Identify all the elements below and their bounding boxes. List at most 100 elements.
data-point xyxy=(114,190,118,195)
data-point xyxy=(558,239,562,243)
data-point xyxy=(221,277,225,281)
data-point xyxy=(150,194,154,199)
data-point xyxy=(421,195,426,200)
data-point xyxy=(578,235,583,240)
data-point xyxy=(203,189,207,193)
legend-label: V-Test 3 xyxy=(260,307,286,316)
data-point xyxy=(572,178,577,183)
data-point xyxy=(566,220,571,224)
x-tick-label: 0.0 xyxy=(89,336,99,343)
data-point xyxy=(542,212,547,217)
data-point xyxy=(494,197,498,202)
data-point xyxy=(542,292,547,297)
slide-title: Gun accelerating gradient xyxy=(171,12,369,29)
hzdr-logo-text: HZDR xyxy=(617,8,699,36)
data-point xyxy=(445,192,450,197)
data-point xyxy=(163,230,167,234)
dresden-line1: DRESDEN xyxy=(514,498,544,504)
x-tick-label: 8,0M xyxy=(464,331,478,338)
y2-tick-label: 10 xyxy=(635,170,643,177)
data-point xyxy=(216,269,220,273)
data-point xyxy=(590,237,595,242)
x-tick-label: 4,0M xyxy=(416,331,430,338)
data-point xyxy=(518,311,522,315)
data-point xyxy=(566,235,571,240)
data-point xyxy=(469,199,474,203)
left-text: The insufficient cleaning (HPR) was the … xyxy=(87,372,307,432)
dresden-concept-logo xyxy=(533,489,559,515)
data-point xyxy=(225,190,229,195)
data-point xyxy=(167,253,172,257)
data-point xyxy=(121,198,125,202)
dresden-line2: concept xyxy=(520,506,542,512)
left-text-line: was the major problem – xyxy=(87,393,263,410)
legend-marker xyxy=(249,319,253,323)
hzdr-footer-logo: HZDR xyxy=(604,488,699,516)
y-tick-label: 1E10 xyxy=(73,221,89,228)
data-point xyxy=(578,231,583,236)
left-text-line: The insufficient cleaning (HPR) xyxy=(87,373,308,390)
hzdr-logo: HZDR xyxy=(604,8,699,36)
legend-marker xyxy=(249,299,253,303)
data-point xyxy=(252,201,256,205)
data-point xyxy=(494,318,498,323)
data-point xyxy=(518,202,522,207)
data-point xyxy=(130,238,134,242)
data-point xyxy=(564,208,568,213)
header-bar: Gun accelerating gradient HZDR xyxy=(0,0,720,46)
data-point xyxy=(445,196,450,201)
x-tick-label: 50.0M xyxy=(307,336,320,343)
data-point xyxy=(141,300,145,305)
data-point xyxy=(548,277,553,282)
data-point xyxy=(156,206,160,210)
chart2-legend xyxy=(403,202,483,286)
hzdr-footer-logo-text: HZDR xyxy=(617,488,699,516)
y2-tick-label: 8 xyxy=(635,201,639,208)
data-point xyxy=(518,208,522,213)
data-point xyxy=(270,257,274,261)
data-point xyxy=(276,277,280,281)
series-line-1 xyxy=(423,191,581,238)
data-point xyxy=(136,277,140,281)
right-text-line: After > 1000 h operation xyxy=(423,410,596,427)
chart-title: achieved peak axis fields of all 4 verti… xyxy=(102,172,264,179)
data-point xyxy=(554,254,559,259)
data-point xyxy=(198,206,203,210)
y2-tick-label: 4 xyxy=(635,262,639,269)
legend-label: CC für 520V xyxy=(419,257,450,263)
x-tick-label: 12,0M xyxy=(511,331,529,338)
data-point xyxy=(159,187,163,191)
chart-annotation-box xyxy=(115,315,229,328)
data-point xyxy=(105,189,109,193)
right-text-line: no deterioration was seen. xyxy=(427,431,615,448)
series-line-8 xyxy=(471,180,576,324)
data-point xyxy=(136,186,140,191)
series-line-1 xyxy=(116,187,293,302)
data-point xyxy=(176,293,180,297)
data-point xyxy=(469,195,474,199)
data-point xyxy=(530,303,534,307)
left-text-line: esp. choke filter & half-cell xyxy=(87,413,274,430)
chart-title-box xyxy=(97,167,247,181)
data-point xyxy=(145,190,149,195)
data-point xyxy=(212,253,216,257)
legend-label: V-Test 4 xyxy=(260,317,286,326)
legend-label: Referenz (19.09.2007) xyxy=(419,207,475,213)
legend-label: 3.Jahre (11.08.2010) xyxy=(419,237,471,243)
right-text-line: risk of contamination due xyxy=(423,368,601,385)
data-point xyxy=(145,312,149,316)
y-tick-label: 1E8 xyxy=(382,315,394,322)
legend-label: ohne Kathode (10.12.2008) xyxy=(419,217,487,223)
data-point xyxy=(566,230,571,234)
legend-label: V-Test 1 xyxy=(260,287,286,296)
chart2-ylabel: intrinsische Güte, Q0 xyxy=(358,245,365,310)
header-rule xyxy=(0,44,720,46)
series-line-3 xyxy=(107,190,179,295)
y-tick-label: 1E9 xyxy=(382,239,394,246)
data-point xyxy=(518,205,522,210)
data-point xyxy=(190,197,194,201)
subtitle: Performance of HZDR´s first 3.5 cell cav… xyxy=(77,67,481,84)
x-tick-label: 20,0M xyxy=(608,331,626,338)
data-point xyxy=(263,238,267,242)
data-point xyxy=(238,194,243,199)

- **Work instructions**: Edit the material by changing every "legend-label" to "legend-entry" and leaving everything else as it is.

- **Task solution**:
Identify all the elements below and their bounding boxes. List at most 100 elements.
data-point xyxy=(114,190,118,195)
data-point xyxy=(558,239,562,243)
data-point xyxy=(221,277,225,281)
data-point xyxy=(150,194,154,199)
data-point xyxy=(421,195,426,200)
data-point xyxy=(578,235,583,240)
data-point xyxy=(203,189,207,193)
legend-entry: V-Test 3 xyxy=(260,307,286,316)
data-point xyxy=(572,178,577,183)
data-point xyxy=(566,220,571,224)
x-tick-label: 0.0 xyxy=(89,336,99,343)
data-point xyxy=(542,212,547,217)
data-point xyxy=(494,197,498,202)
data-point xyxy=(542,292,547,297)
slide-title: Gun accelerating gradient xyxy=(171,12,369,29)
hzdr-logo-text: HZDR xyxy=(617,8,699,36)
data-point xyxy=(445,192,450,197)
data-point xyxy=(163,230,167,234)
dresden-line1: DRESDEN xyxy=(514,498,544,504)
x-tick-label: 8,0M xyxy=(464,331,478,338)
y2-tick-label: 10 xyxy=(635,170,643,177)
data-point xyxy=(216,269,220,273)
data-point xyxy=(590,237,595,242)
x-tick-label: 4,0M xyxy=(416,331,430,338)
data-point xyxy=(518,311,522,315)
data-point xyxy=(566,235,571,240)
data-point xyxy=(469,199,474,203)
left-text: The insufficient cleaning (HPR) was the … xyxy=(87,372,307,432)
dresden-concept-logo xyxy=(533,489,559,515)
data-point xyxy=(225,190,229,195)
data-point xyxy=(167,253,172,257)
data-point xyxy=(121,198,125,202)
dresden-line2: concept xyxy=(520,506,542,512)
left-text-line: was the major problem – xyxy=(87,393,263,410)
legend-marker xyxy=(249,319,253,323)
hzdr-footer-logo: HZDR xyxy=(604,488,699,516)
y-tick-label: 1E10 xyxy=(73,221,89,228)
data-point xyxy=(578,231,583,236)
left-text-line: The insufficient cleaning (HPR) xyxy=(87,373,308,390)
hzdr-logo: HZDR xyxy=(604,8,699,36)
legend-marker xyxy=(249,299,253,303)
data-point xyxy=(252,201,256,205)
data-point xyxy=(494,318,498,323)
data-point xyxy=(518,202,522,207)
data-point xyxy=(130,238,134,242)
data-point xyxy=(564,208,568,213)
header-bar: Gun accelerating gradient HZDR xyxy=(0,0,720,46)
data-point xyxy=(445,196,450,201)
x-tick-label: 50.0M xyxy=(307,336,320,343)
data-point xyxy=(141,300,145,305)
data-point xyxy=(548,277,553,282)
data-point xyxy=(156,206,160,210)
chart2-legend xyxy=(403,202,483,286)
hzdr-footer-logo-text: HZDR xyxy=(617,488,699,516)
y2-tick-label: 8 xyxy=(635,201,639,208)
data-point xyxy=(518,208,522,213)
data-point xyxy=(270,257,274,261)
data-point xyxy=(276,277,280,281)
series-line-1 xyxy=(423,191,581,238)
data-point xyxy=(136,277,140,281)
right-text-line: After > 1000 h operation xyxy=(423,410,596,427)
chart-title: achieved peak axis fields of all 4 verti… xyxy=(102,172,264,179)
data-point xyxy=(554,254,559,259)
data-point xyxy=(198,206,203,210)
y2-tick-label: 4 xyxy=(635,262,639,269)
legend-entry: CC für 520V xyxy=(419,257,450,263)
x-tick-label: 12,0M xyxy=(511,331,529,338)
data-point xyxy=(159,187,163,191)
chart-annotation-box xyxy=(115,315,229,328)
data-point xyxy=(105,189,109,193)
right-text-line: no deterioration was seen. xyxy=(427,431,615,448)
series-line-8 xyxy=(471,180,576,324)
data-point xyxy=(136,186,140,191)
series-line-1 xyxy=(116,187,293,302)
data-point xyxy=(176,293,180,297)
data-point xyxy=(469,195,474,199)
data-point xyxy=(530,303,534,307)
left-text-line: esp. choke filter & half-cell xyxy=(87,413,274,430)
chart-title-box xyxy=(97,167,247,181)
data-point xyxy=(145,190,149,195)
data-point xyxy=(212,253,216,257)
legend-entry: V-Test 4 xyxy=(260,317,286,326)
legend-entry: Referenz (19.09.2007) xyxy=(419,207,475,213)
legend-entry: 3.Jahre (11.08.2010) xyxy=(419,237,471,243)
right-text-line: risk of contamination due xyxy=(423,368,601,385)
data-point xyxy=(145,312,149,316)
y-tick-label: 1E8 xyxy=(382,315,394,322)
legend-entry: ohne Kathode (10.12.2008) xyxy=(419,217,487,223)
data-point xyxy=(566,230,571,234)
legend-entry: V-Test 1 xyxy=(260,287,286,296)
chart2-ylabel: intrinsische Güte, Q0 xyxy=(358,245,365,310)
header-rule xyxy=(0,44,720,46)
series-line-3 xyxy=(107,190,179,295)
y-tick-label: 1E9 xyxy=(382,239,394,246)
data-point xyxy=(518,205,522,210)
data-point xyxy=(190,197,194,201)
subtitle: Performance of HZDR´s first 3.5 cell cav… xyxy=(77,67,481,84)
x-tick-label: 20,0M xyxy=(608,331,626,338)
data-point xyxy=(263,238,267,242)
data-point xyxy=(238,194,243,199)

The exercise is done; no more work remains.